* **Provided data**
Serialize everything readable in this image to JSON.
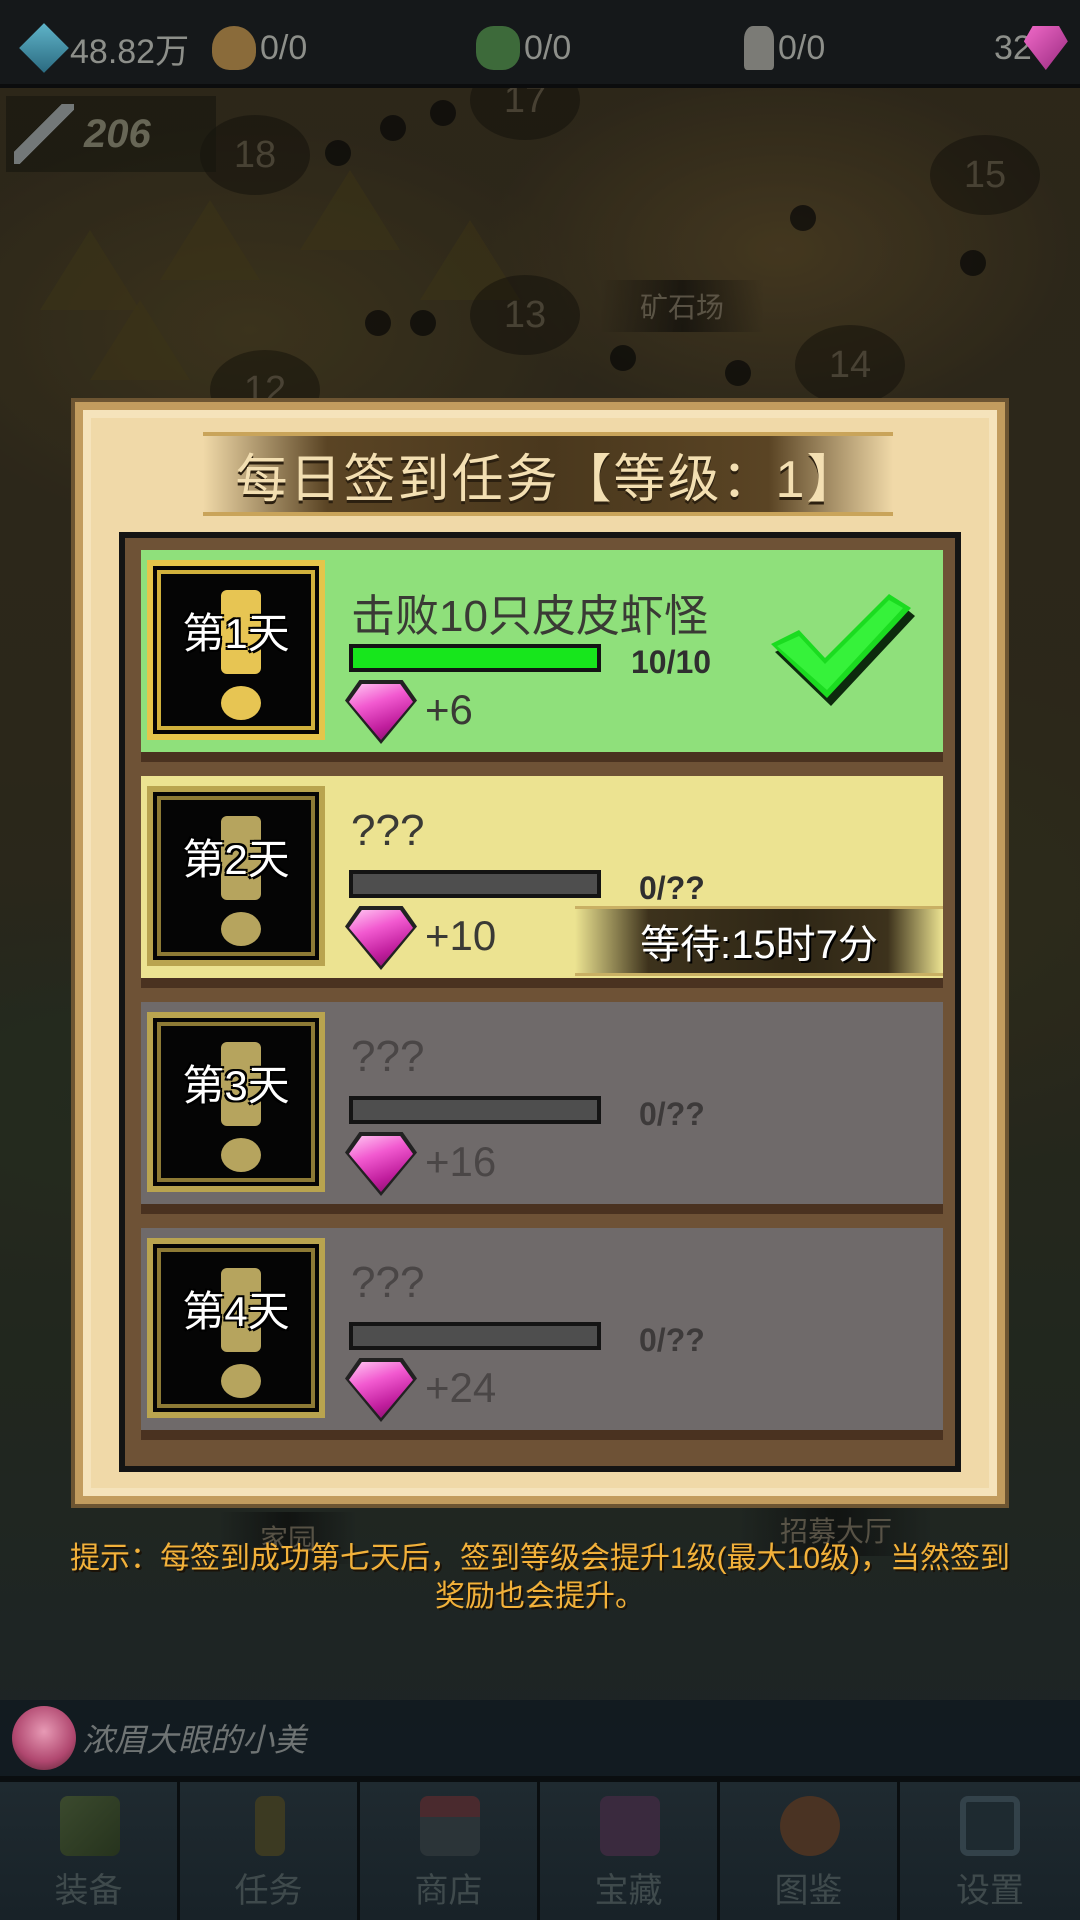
{
  "topbar": {
    "crystal": "48.82万",
    "food": "0/0",
    "wood": "0/0",
    "population": "0/0",
    "gems": "32"
  },
  "power": "206",
  "map": {
    "nodes": [
      "18",
      "15",
      "13",
      "14",
      "12",
      "17"
    ],
    "labels": [
      "矿石场",
      "家园",
      "招募大厅"
    ]
  },
  "dialog": {
    "title": "每日签到任务【等级：1】",
    "tasks": [
      {
        "day": "第1天",
        "name": "击败10只皮皮虾怪",
        "progress": "10/10",
        "progress_fraction": 1.0,
        "reward": "+6",
        "state": "done"
      },
      {
        "day": "第2天",
        "name": "???",
        "progress": "0/??",
        "progress_fraction": 0,
        "reward": "+10",
        "state": "waiting",
        "wait": "等待:15时7分"
      },
      {
        "day": "第3天",
        "name": "???",
        "progress": "0/??",
        "progress_fraction": 0,
        "reward": "+16",
        "state": "locked"
      },
      {
        "day": "第4天",
        "name": "???",
        "progress": "0/??",
        "progress_fraction": 0,
        "reward": "+24",
        "state": "locked"
      }
    ]
  },
  "hint": "提示：每签到成功第七天后，签到等级会提升1级(最大10级)，当然签到奖励也会提升。",
  "chat": {
    "name": "浓眉大眼的小美"
  },
  "nav": [
    "装备",
    "任务",
    "商店",
    "宝藏",
    "图鉴",
    "设置"
  ],
  "colors": {
    "done": "#8fe07b",
    "waiting": "#ece391",
    "locked": "#6f6a6a",
    "hint": "#f2b13a",
    "progress_fill": "#17e61c"
  }
}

* **Set task**
Repeat the records word for word. Any picture in them should be left out.

* **The output**
Serialize everything readable in this image to JSON.
{
  "topbar": {
    "crystal": "48.82万",
    "food": "0/0",
    "wood": "0/0",
    "population": "0/0",
    "gems": "32"
  },
  "power": "206",
  "map": {
    "nodes": [
      "18",
      "15",
      "13",
      "14",
      "12",
      "17"
    ],
    "labels": [
      "矿石场",
      "家园",
      "招募大厅"
    ]
  },
  "dialog": {
    "title": "每日签到任务【等级：1】",
    "tasks": [
      {
        "day": "第1天",
        "name": "击败10只皮皮虾怪",
        "progress": "10/10",
        "progress_fraction": 1.0,
        "reward": "+6",
        "state": "done"
      },
      {
        "day": "第2天",
        "name": "???",
        "progress": "0/??",
        "progress_fraction": 0,
        "reward": "+10",
        "state": "waiting",
        "wait": "等待:15时7分"
      },
      {
        "day": "第3天",
        "name": "???",
        "progress": "0/??",
        "progress_fraction": 0,
        "reward": "+16",
        "state": "locked"
      },
      {
        "day": "第4天",
        "name": "???",
        "progress": "0/??",
        "progress_fraction": 0,
        "reward": "+24",
        "state": "locked"
      }
    ]
  },
  "hint": "提示：每签到成功第七天后，签到等级会提升1级(最大10级)，当然签到奖励也会提升。",
  "chat": {
    "name": "浓眉大眼的小美"
  },
  "nav": [
    "装备",
    "任务",
    "商店",
    "宝藏",
    "图鉴",
    "设置"
  ],
  "colors": {
    "done": "#8fe07b",
    "waiting": "#ece391",
    "locked": "#6f6a6a",
    "hint": "#f2b13a",
    "progress_fill": "#17e61c"
  }
}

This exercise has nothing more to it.